Supplied records
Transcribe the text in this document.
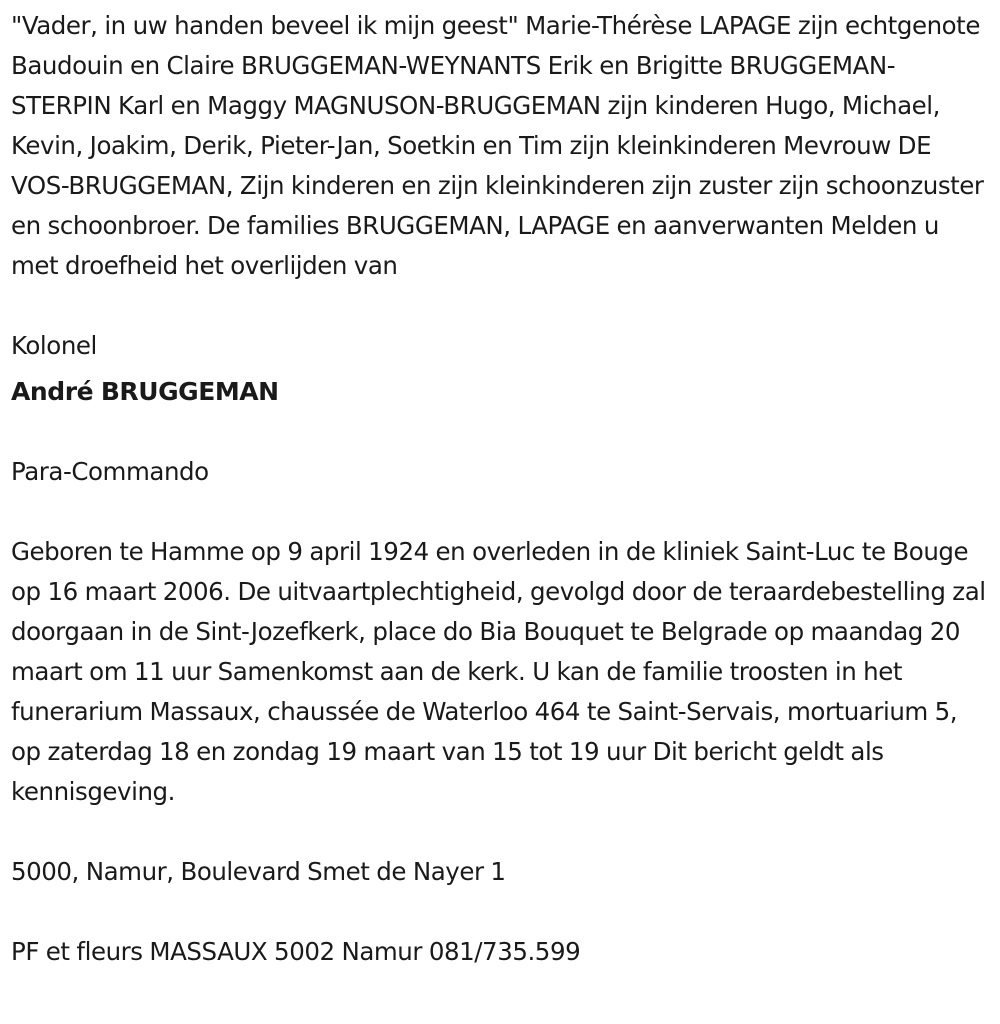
"Vader, in uw handen beveel ik mijn geest" Marie-Thérèse LAPAGE zijn echtgenote Baudouin en Claire BRUGGEMAN-WEYNANTS Erik en Brigitte BRUGGEMAN-STERPIN Karl en Maggy MAGNUSON-BRUGGEMAN zijn kinderen Hugo, Michael, Kevin, Joakim, Derik, Pieter-Jan, Soetkin en Tim zijn kleinkinderen Mevrouw DE VOS-BRUGGEMAN, Zijn kinderen en zijn kleinkinderen zijn zuster zijn schoonzuster en schoonbroer. De families BRUGGEMAN, LAPAGE en aanverwanten Melden u met droefheid het overlijden van

Kolonel

André BRUGGEMAN

Para-Commando

Geboren te Hamme op 9 april 1924 en overleden in de kliniek Saint-Luc te Bouge op 16 maart 2006. De uitvaartplechtigheid, gevolgd door de teraardebestelling zal doorgaan in de Sint-Jozefkerk, place do Bia Bouquet te Belgrade op maandag 20 maart om 11 uur Samenkomst aan de kerk. U kan de familie troosten in het funerarium Massaux, chaussée de Waterloo 464 te Saint-Servais, mortuarium 5, op zaterdag 18 en zondag 19 maart van 15 tot 19 uur Dit bericht geldt als kennisgeving.

5000, Namur, Boulevard Smet de Nayer 1

PF et fleurs MASSAUX 5002 Namur 081/735.599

Task goal
Select every line in the material above where the string "Namur" occurs, and copy it.

Final result
5000, Namur, Boulevard Smet de Nayer 1
PF et fleurs MASSAUX 5002 Namur 081/735.599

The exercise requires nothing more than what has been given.